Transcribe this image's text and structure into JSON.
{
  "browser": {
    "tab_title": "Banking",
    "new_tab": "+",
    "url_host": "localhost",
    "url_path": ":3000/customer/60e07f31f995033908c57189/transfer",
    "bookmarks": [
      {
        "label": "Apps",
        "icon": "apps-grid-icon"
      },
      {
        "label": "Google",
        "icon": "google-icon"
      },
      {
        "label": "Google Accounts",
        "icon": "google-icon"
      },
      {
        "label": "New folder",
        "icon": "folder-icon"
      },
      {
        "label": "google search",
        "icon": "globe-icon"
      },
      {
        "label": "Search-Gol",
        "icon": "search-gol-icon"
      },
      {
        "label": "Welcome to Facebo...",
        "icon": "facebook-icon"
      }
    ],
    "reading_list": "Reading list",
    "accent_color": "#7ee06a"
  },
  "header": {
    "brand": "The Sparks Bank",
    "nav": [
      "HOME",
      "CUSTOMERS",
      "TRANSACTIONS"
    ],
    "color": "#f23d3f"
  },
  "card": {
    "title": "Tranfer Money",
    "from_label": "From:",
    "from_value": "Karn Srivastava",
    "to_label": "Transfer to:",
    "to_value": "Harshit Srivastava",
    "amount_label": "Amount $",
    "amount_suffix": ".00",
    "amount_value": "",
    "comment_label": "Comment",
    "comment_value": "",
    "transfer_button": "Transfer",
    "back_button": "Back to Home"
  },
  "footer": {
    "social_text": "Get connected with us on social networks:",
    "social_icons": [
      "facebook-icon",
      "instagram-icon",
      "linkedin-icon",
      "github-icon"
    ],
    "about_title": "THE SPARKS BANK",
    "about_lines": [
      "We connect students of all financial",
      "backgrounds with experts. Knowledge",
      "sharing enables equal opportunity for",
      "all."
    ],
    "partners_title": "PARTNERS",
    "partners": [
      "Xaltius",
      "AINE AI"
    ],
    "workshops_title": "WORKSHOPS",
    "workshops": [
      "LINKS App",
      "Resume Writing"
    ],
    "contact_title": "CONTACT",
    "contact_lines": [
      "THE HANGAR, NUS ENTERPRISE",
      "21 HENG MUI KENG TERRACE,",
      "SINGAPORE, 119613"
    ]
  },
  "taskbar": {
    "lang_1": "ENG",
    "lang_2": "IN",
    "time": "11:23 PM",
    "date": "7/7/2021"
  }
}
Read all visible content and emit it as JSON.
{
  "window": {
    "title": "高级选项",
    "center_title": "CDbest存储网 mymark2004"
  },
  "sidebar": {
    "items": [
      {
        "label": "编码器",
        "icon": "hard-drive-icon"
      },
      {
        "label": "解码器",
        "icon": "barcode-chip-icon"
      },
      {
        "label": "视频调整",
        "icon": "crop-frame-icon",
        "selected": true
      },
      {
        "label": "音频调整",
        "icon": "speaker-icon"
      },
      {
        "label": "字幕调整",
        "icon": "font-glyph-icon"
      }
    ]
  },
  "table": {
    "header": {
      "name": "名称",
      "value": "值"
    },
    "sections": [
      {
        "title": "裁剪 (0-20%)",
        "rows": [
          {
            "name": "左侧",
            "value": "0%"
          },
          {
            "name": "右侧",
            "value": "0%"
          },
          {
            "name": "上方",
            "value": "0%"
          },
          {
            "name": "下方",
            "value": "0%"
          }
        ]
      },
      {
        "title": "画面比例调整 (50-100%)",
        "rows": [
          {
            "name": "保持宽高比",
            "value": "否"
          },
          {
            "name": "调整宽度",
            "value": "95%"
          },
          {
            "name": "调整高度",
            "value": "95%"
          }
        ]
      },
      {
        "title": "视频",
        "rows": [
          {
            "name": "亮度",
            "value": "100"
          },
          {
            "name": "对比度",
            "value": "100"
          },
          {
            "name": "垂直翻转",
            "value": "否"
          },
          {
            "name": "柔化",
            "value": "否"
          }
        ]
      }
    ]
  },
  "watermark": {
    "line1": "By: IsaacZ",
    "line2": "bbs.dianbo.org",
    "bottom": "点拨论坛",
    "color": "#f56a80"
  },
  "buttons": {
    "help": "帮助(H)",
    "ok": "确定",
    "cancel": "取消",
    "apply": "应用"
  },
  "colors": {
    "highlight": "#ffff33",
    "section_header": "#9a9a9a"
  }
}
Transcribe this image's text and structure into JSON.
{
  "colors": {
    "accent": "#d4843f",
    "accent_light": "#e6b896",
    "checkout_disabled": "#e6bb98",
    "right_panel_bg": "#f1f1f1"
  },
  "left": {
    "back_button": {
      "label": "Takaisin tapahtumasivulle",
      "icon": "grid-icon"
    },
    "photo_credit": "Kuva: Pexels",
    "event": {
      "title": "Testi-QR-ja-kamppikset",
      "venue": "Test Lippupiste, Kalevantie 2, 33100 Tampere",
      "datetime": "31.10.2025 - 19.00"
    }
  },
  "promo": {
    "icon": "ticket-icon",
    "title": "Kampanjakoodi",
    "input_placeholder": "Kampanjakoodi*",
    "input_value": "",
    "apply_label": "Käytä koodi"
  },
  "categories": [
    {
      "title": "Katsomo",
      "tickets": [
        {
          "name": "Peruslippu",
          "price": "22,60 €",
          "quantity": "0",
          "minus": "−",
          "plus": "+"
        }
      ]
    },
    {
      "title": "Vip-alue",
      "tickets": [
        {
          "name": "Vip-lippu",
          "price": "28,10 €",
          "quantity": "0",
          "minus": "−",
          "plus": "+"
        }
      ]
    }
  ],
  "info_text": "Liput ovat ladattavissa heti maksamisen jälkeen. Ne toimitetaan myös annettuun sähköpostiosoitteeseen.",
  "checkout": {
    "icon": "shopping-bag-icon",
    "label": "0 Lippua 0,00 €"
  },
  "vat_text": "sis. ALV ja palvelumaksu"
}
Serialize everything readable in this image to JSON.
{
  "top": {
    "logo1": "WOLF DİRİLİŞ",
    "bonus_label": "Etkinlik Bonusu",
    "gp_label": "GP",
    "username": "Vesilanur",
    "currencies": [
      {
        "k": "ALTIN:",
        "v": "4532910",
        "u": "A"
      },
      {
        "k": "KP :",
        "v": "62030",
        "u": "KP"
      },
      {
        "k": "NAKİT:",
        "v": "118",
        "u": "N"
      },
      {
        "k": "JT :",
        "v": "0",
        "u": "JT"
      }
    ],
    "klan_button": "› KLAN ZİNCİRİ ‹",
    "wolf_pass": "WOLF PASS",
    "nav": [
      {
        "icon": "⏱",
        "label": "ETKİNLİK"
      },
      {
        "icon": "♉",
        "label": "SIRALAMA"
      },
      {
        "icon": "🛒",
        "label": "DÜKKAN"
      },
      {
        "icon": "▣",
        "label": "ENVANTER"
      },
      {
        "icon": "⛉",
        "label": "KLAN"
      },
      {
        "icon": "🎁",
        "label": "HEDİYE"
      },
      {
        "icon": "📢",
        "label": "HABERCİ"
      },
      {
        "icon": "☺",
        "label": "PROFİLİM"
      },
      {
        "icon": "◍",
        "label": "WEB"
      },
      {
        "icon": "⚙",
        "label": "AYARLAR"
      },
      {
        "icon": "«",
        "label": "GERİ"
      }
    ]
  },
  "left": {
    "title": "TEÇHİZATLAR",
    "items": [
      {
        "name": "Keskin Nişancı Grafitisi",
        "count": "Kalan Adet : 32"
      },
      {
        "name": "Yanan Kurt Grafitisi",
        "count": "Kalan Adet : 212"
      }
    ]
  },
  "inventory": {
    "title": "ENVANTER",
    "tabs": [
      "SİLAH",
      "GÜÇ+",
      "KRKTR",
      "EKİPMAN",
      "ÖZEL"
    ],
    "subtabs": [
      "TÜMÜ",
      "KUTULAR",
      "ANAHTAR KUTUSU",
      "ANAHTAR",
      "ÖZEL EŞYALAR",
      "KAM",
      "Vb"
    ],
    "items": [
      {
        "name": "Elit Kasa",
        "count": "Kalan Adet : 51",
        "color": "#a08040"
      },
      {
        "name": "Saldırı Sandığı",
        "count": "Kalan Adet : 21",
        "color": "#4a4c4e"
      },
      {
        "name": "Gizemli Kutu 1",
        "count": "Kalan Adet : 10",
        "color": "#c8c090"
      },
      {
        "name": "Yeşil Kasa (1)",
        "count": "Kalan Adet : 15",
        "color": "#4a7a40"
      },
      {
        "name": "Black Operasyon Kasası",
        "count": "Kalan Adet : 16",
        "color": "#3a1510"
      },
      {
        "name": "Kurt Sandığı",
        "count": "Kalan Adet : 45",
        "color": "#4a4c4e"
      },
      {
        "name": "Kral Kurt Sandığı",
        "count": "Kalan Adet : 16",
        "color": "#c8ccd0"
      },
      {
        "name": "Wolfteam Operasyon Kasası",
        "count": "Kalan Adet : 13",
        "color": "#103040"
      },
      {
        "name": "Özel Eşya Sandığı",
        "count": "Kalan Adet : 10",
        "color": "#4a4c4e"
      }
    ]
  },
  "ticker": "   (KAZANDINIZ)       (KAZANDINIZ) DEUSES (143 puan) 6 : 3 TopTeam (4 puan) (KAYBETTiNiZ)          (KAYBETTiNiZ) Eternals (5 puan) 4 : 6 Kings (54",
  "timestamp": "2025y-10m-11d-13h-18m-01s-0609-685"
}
· · · · ·
» YOUR TASK
Look through the data above. Each line containing the word "Kampanjakoodi" needs to be copied.

» IN RESPONSE
    "title": "Kampanjakoodi",
    "input_placeholder": "Kampanjakoodi*",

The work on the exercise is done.